(Data excerpts)
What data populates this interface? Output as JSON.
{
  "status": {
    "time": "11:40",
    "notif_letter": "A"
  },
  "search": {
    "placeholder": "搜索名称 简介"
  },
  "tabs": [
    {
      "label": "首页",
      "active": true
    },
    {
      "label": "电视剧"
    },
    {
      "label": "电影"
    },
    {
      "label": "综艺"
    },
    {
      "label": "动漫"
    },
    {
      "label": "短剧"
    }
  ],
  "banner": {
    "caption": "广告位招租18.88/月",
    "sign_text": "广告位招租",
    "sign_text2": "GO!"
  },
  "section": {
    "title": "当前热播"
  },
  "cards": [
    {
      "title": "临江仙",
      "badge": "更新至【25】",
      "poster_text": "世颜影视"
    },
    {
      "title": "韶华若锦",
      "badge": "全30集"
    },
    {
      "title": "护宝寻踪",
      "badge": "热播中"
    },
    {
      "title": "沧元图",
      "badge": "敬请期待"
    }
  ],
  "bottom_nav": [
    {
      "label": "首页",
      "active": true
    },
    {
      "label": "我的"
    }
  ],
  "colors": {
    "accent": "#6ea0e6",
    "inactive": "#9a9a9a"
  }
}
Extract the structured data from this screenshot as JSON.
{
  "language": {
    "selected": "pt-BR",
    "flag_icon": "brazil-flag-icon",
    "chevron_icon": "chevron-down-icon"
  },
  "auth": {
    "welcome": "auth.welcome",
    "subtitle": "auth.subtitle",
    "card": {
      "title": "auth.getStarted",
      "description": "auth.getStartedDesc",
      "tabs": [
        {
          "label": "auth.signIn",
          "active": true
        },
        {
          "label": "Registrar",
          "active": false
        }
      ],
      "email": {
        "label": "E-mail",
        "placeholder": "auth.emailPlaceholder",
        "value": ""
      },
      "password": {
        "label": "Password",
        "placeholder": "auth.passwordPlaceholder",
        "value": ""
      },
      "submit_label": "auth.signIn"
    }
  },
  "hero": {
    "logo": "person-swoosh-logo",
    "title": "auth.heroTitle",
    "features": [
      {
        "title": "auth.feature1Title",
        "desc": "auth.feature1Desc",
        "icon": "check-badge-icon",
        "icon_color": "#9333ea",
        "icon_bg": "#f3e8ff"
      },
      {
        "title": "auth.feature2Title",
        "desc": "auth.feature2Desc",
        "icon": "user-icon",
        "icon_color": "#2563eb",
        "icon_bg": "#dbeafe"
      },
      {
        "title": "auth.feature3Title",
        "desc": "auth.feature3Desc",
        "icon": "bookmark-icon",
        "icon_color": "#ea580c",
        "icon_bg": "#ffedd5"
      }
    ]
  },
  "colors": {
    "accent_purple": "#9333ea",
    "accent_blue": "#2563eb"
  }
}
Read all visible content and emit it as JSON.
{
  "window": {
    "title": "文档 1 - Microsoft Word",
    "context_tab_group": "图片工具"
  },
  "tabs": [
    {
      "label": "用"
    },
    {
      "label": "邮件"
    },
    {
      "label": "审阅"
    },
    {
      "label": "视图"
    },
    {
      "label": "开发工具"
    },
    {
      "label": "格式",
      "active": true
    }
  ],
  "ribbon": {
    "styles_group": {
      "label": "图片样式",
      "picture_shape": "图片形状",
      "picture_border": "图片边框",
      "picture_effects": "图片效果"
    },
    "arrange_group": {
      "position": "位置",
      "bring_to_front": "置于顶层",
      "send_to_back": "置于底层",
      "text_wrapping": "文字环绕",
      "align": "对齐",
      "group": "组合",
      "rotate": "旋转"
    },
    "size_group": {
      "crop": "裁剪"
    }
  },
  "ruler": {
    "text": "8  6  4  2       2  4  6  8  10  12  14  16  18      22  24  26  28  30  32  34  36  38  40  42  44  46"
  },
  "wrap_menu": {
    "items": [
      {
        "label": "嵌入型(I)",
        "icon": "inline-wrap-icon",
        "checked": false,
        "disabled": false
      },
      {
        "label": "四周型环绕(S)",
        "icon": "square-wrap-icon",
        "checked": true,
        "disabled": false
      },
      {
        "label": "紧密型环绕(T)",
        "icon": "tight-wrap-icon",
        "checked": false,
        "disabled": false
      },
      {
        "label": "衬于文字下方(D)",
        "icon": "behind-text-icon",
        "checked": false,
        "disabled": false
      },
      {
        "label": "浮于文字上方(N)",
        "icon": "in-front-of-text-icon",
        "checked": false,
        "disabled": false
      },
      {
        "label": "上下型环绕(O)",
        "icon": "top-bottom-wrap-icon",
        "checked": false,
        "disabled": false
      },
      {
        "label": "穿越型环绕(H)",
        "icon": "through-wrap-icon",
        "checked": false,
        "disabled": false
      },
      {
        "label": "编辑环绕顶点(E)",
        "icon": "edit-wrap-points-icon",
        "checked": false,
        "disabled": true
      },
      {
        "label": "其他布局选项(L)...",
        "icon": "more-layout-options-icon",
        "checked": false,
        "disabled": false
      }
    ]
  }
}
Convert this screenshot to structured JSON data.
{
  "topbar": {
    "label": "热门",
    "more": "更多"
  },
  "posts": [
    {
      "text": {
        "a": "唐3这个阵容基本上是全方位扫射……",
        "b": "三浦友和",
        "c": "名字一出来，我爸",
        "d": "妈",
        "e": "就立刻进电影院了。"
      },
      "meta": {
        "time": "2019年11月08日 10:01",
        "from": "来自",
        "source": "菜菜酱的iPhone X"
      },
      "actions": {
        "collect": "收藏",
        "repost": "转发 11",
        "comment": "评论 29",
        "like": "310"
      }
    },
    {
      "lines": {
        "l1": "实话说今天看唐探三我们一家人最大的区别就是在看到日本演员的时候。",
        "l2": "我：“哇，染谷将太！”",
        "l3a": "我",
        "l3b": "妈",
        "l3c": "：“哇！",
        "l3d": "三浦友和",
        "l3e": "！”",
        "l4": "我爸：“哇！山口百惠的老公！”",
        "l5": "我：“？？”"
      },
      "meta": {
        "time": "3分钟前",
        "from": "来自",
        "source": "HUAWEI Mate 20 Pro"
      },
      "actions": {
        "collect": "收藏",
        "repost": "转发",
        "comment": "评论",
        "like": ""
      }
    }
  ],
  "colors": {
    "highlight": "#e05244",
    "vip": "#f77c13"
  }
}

* [Set problem] Return each line of the records above exactly as it reads.

* [In response]
What data populates this interface? Output as JSON.
{
  "status": {
    "time": "11:40",
    "notif_letter": "A"
  },
  "search": {
    "placeholder": "搜索名称 简介"
  },
  "tabs": [
    {
      "label": "首页",
      "active": true
    },
    {
      "label": "电视剧"
    },
    {
      "label": "电影"
    },
    {
      "label": "综艺"
    },
    {
      "label": "动漫"
    },
    {
      "label": "短剧"
    }
  ],
  "banner": {
    "caption": "广告位招租18.88/月",
    "sign_text": "广告位招租",
    "sign_text2": "GO!"
  },
  "section": {
    "title": "当前热播"
  },
  "cards": [
    {
      "title": "临江仙",
      "badge": "更新至【25】",
      "poster_text": "世颜影视"
    },
    {
      "title": "韶华若锦",
      "badge": "全30集"
    },
    {
      "title": "护宝寻踪",
      "badge": "热播中"
    },
    {
      "title": "沧元图",
      "badge": "敬请期待"
    }
  ],
  "bottom_nav": [
    {
      "label": "首页",
      "active": true
    },
    {
      "label": "我的"
    }
  ],
  "colors": {
    "accent": "#6ea0e6",
    "inactive": "#9a9a9a"
  }
}
Extract the structured data from this screenshot as JSON.
{
  "language": {
    "selected": "pt-BR",
    "flag_icon": "brazil-flag-icon",
    "chevron_icon": "chevron-down-icon"
  },
  "auth": {
    "welcome": "auth.welcome",
    "subtitle": "auth.subtitle",
    "card": {
      "title": "auth.getStarted",
      "description": "auth.getStartedDesc",
      "tabs": [
        {
          "label": "auth.signIn",
          "active": true
        },
        {
          "label": "Registrar",
          "active": false
        }
      ],
      "email": {
        "label": "E-mail",
        "placeholder": "auth.emailPlaceholder",
        "value": ""
      },
      "password": {
        "label": "Password",
        "placeholder": "auth.passwordPlaceholder",
        "value": ""
      },
      "submit_label": "auth.signIn"
    }
  },
  "hero": {
    "logo": "person-swoosh-logo",
    "title": "auth.heroTitle",
    "features": [
      {
        "title": "auth.feature1Title",
        "desc": "auth.feature1Desc",
        "icon": "check-badge-icon",
        "icon_color": "#9333ea",
        "icon_bg": "#f3e8ff"
      },
      {
        "title": "auth.feature2Title",
        "desc": "auth.feature2Desc",
        "icon": "user-icon",
        "icon_color": "#2563eb",
        "icon_bg": "#dbeafe"
      },
      {
        "title": "auth.feature3Title",
        "desc": "auth.feature3Desc",
        "icon": "bookmark-icon",
        "icon_color": "#ea580c",
        "icon_bg": "#ffedd5"
      }
    ]
  },
  "colors": {
    "accent_purple": "#9333ea",
    "accent_blue": "#2563eb"
  }
}
Read all visible content and emit it as JSON.
{
  "window": {
    "title": "文档 1 - Microsoft Word",
    "context_tab_group": "图片工具"
  },
  "tabs": [
    {
      "label": "用"
    },
    {
      "label": "邮件"
    },
    {
      "label": "审阅"
    },
    {
      "label": "视图"
    },
    {
      "label": "开发工具"
    },
    {
      "label": "格式",
      "active": true
    }
  ],
  "ribbon": {
    "styles_group": {
      "label": "图片样式",
      "picture_shape": "图片形状",
      "picture_border": "图片边框",
      "picture_effects": "图片效果"
    },
    "arrange_group": {
      "position": "位置",
      "bring_to_front": "置于顶层",
      "send_to_back": "置于底层",
      "text_wrapping": "文字环绕",
      "align": "对齐",
      "group": "组合",
      "rotate": "旋转"
    },
    "size_group": {
      "crop": "裁剪"
    }
  },
  "ruler": {
    "text": "8  6  4  2       2  4  6  8  10  12  14  16  18      22  24  26  28  30  32  34  36  38  40  42  44  46"
  },
  "wrap_menu": {
    "items": [
      {
        "label": "嵌入型(I)",
        "icon": "inline-wrap-icon",
        "checked": false,
        "disabled": false
      },
      {
        "label": "四周型环绕(S)",
        "icon": "square-wrap-icon",
        "checked": true,
        "disabled": false
      },
      {
        "label": "紧密型环绕(T)",
        "icon": "tight-wrap-icon",
        "checked": false,
        "disabled": false
      },
      {
        "label": "衬于文字下方(D)",
        "icon": "behind-text-icon",
        "checked": false,
        "disabled": false
      },
      {
        "label": "浮于文字上方(N)",
        "icon": "in-front-of-text-icon",
        "checked": false,
        "disabled": false
      },
      {
        "label": "上下型环绕(O)",
        "icon": "top-bottom-wrap-icon",
        "checked": false,
        "disabled": false
      },
      {
        "label": "穿越型环绕(H)",
        "icon": "through-wrap-icon",
        "checked": false,
        "disabled": false
      },
      {
        "label": "编辑环绕顶点(E)",
        "icon": "edit-wrap-points-icon",
        "checked": false,
        "disabled": true
      },
      {
        "label": "其他布局选项(L)...",
        "icon": "more-layout-options-icon",
        "checked": false,
        "disabled": false
      }
    ]
  }
}
Convert this screenshot to structured JSON data.
{
  "topbar": {
    "label": "热门",
    "more": "更多"
  },
  "posts": [
    {
      "text": {
        "a": "唐3这个阵容基本上是全方位扫射……",
        "b": "三浦友和",
        "c": "名字一出来，我爸",
        "d": "妈",
        "e": "就立刻进电影院了。"
      },
      "meta": {
        "time": "2019年11月08日 10:01",
        "from": "来自",
        "source": "菜菜酱的iPhone X"
      },
      "actions": {
        "collect": "收藏",
        "repost": "转发 11",
        "comment": "评论 29",
        "like": "310"
      }
    },
    {
      "lines": {
        "l1": "实话说今天看唐探三我们一家人最大的区别就是在看到日本演员的时候。",
        "l2": "我：“哇，染谷将太！”",
        "l3a": "我",
        "l3b": "妈",
        "l3c": "：“哇！",
        "l3d": "三浦友和",
        "l3e": "！”",
        "l4": "我爸：“哇！山口百惠的老公！”",
        "l5": "我：“？？”"
      },
      "meta": {
        "time": "3分钟前",
        "from": "来自",
        "source": "HUAWEI Mate 20 Pro"
      },
      "actions": {
        "collect": "收藏",
        "repost": "转发",
        "comment": "评论",
        "like": ""
      }
    }
  ],
  "colors": {
    "highlight": "#e05244",
    "vip": "#f77c13"
  }
}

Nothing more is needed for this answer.